How many lines in the listing below include the word "оптимизированных"? Reply with the count alone.

***

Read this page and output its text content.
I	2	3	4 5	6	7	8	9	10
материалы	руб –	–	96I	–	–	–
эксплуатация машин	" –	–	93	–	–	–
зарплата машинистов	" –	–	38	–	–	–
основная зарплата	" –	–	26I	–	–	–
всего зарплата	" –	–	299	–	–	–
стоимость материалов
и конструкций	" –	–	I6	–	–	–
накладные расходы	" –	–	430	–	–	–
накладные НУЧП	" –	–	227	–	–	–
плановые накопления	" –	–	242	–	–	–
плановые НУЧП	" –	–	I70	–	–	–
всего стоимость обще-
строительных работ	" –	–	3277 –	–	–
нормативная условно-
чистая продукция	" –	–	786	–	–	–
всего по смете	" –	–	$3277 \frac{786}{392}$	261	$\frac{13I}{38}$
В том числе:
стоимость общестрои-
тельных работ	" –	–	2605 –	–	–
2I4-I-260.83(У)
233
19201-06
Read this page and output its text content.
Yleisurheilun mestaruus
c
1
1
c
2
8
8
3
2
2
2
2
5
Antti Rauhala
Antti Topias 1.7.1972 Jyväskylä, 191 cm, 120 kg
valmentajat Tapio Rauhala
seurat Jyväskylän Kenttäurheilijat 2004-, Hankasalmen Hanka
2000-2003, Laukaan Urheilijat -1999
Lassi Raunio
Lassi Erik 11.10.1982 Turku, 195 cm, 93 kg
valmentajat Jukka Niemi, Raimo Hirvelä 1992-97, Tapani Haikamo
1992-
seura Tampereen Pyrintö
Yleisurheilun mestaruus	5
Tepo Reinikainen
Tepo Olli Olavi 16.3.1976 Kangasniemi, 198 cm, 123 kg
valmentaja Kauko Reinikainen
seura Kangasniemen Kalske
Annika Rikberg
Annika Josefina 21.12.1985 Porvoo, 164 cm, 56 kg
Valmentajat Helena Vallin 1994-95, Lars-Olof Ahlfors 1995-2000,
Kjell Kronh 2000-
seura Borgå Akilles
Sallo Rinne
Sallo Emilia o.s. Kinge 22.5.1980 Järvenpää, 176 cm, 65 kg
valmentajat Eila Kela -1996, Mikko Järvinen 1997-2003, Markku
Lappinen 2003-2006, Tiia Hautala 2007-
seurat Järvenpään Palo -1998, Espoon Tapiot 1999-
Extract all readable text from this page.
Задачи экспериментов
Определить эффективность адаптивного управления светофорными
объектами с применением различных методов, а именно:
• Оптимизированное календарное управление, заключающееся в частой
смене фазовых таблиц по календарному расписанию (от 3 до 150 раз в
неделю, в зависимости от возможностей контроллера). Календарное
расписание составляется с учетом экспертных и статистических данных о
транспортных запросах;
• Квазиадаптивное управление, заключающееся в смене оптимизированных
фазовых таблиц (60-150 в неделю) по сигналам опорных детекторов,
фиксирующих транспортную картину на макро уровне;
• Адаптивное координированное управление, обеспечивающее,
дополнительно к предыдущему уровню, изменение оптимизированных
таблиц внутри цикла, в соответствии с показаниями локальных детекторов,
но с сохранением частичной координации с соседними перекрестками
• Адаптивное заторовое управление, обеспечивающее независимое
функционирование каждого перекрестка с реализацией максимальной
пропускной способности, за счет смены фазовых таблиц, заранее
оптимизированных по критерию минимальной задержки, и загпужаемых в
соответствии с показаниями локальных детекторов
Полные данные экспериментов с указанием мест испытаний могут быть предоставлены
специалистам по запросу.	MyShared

***

**Reply to the exercise**
3